> [Given exercise]: Reproduce the listing below word for word, with no pictures.
※ ※ ※
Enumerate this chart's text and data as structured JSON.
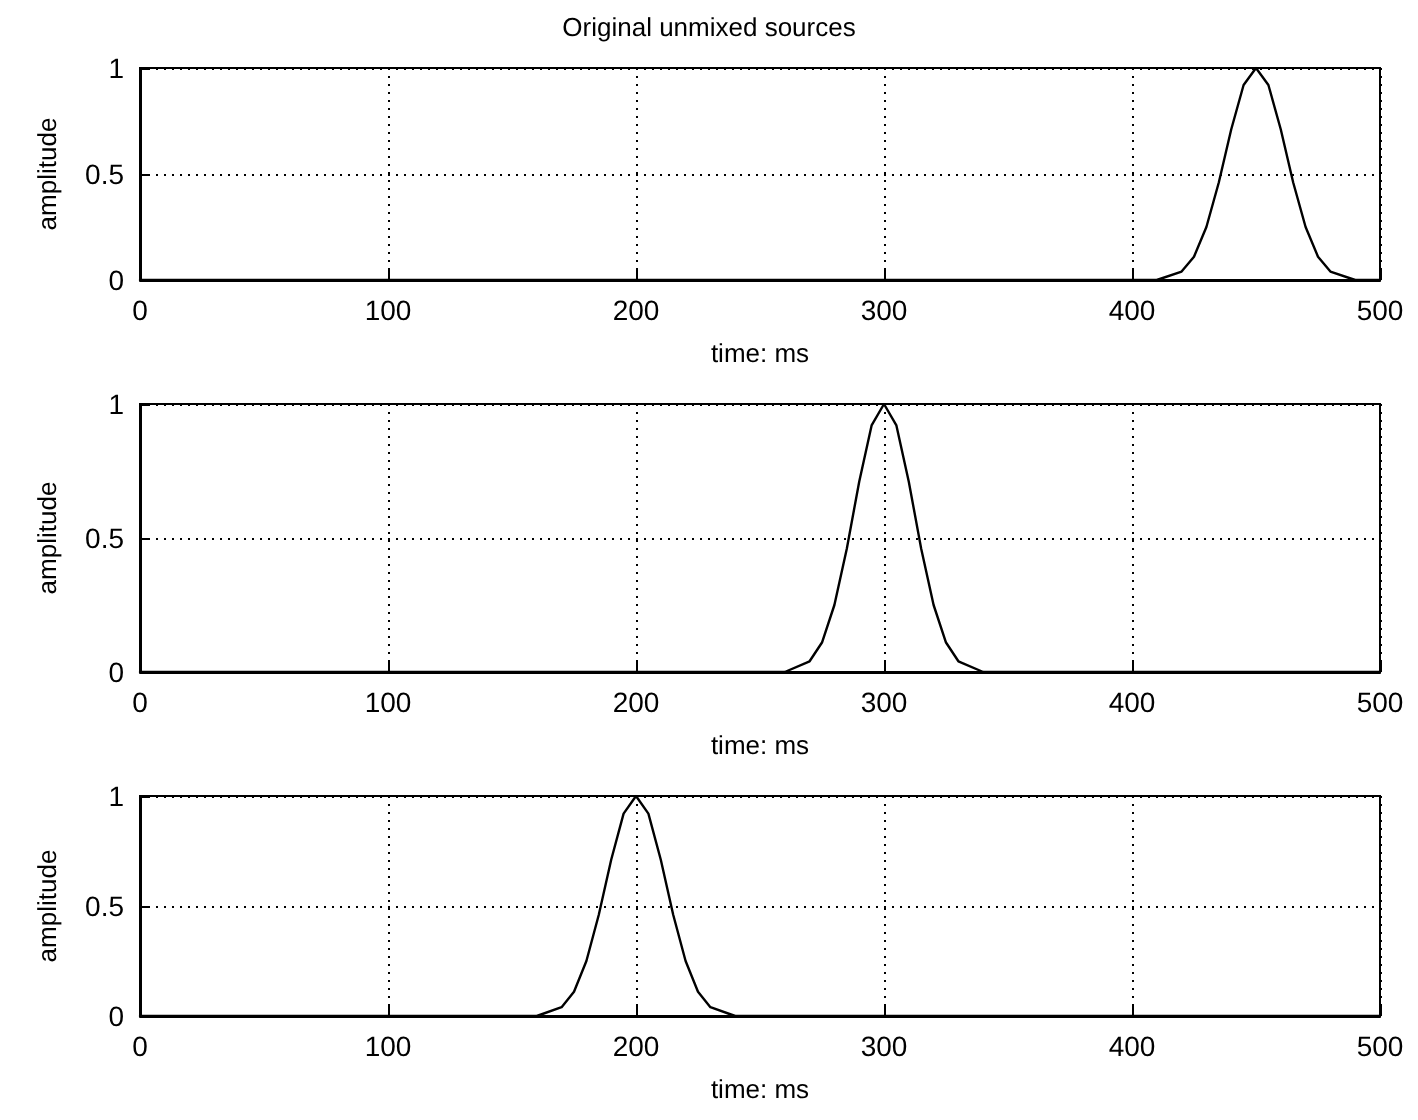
{
  "chart_data": [
    {
      "type": "line",
      "title": "Original unmixed sources",
      "xlabel": "time: ms",
      "ylabel": "amplitude",
      "xlim": [
        0,
        500
      ],
      "xticks": [
        0,
        100,
        200,
        300,
        400,
        500
      ],
      "ylim": [
        0,
        1
      ],
      "yticks": [
        0,
        0.5,
        1
      ],
      "grid": true,
      "marker": "none",
      "line_style": "solid",
      "series": [
        {
          "color": "#000000",
          "x": [
            0,
            410,
            420,
            425,
            430,
            435,
            440,
            445,
            450,
            455,
            460,
            465,
            470,
            475,
            480,
            490,
            500
          ],
          "values": [
            0,
            0,
            0.04,
            0.11,
            0.25,
            0.46,
            0.71,
            0.92,
            1,
            0.92,
            0.71,
            0.46,
            0.25,
            0.11,
            0.04,
            0,
            0
          ]
        }
      ]
    },
    {
      "type": "line",
      "xlabel": "time: ms",
      "ylabel": "amplitude",
      "xlim": [
        0,
        500
      ],
      "xticks": [
        0,
        100,
        200,
        300,
        400,
        500
      ],
      "ylim": [
        0,
        1
      ],
      "yticks": [
        0,
        0.5,
        1
      ],
      "grid": true,
      "marker": "none",
      "line_style": "solid",
      "series": [
        {
          "color": "#000000",
          "x": [
            0,
            260,
            270,
            275,
            280,
            285,
            290,
            295,
            300,
            305,
            310,
            315,
            320,
            325,
            330,
            340,
            500
          ],
          "values": [
            0,
            0,
            0.04,
            0.11,
            0.25,
            0.46,
            0.71,
            0.92,
            1,
            0.92,
            0.71,
            0.46,
            0.25,
            0.11,
            0.04,
            0,
            0
          ]
        }
      ]
    },
    {
      "type": "line",
      "xlabel": "time: ms",
      "ylabel": "amplitude",
      "xlim": [
        0,
        500
      ],
      "xticks": [
        0,
        100,
        200,
        300,
        400,
        500
      ],
      "ylim": [
        0,
        1
      ],
      "yticks": [
        0,
        0.5,
        1
      ],
      "grid": true,
      "marker": "none",
      "line_style": "solid",
      "series": [
        {
          "color": "#000000",
          "x": [
            0,
            160,
            170,
            175,
            180,
            185,
            190,
            195,
            200,
            205,
            210,
            215,
            220,
            225,
            230,
            240,
            500
          ],
          "values": [
            0,
            0,
            0.04,
            0.11,
            0.25,
            0.46,
            0.71,
            0.92,
            1,
            0.92,
            0.71,
            0.46,
            0.25,
            0.11,
            0.04,
            0,
            0
          ]
        }
      ]
    }
  ]
}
※ ※ ※
> [Finished task]:
Enumerate this chart's text and data as structured JSON.
{
  "chart_data": [
    {
      "type": "line",
      "title": "Original unmixed sources",
      "xlabel": "time: ms",
      "ylabel": "amplitude",
      "xlim": [
        0,
        500
      ],
      "xticks": [
        0,
        100,
        200,
        300,
        400,
        500
      ],
      "ylim": [
        0,
        1
      ],
      "yticks": [
        0,
        0.5,
        1
      ],
      "grid": true,
      "marker": "none",
      "line_style": "solid",
      "series": [
        {
          "color": "#000000",
          "x": [
            0,
            410,
            420,
            425,
            430,
            435,
            440,
            445,
            450,
            455,
            460,
            465,
            470,
            475,
            480,
            490,
            500
          ],
          "values": [
            0,
            0,
            0.04,
            0.11,
            0.25,
            0.46,
            0.71,
            0.92,
            1,
            0.92,
            0.71,
            0.46,
            0.25,
            0.11,
            0.04,
            0,
            0
          ]
        }
      ]
    },
    {
      "type": "line",
      "xlabel": "time: ms",
      "ylabel": "amplitude",
      "xlim": [
        0,
        500
      ],
      "xticks": [
        0,
        100,
        200,
        300,
        400,
        500
      ],
      "ylim": [
        0,
        1
      ],
      "yticks": [
        0,
        0.5,
        1
      ],
      "grid": true,
      "marker": "none",
      "line_style": "solid",
      "series": [
        {
          "color": "#000000",
          "x": [
            0,
            260,
            270,
            275,
            280,
            285,
            290,
            295,
            300,
            305,
            310,
            315,
            320,
            325,
            330,
            340,
            500
          ],
          "values": [
            0,
            0,
            0.04,
            0.11,
            0.25,
            0.46,
            0.71,
            0.92,
            1,
            0.92,
            0.71,
            0.46,
            0.25,
            0.11,
            0.04,
            0,
            0
          ]
        }
      ]
    },
    {
      "type": "line",
      "xlabel": "time: ms",
      "ylabel": "amplitude",
      "xlim": [
        0,
        500
      ],
      "xticks": [
        0,
        100,
        200,
        300,
        400,
        500
      ],
      "ylim": [
        0,
        1
      ],
      "yticks": [
        0,
        0.5,
        1
      ],
      "grid": true,
      "marker": "none",
      "line_style": "solid",
      "series": [
        {
          "color": "#000000",
          "x": [
            0,
            160,
            170,
            175,
            180,
            185,
            190,
            195,
            200,
            205,
            210,
            215,
            220,
            225,
            230,
            240,
            500
          ],
          "values": [
            0,
            0,
            0.04,
            0.11,
            0.25,
            0.46,
            0.71,
            0.92,
            1,
            0.92,
            0.71,
            0.46,
            0.25,
            0.11,
            0.04,
            0,
            0
          ]
        }
      ]
    }
  ]
}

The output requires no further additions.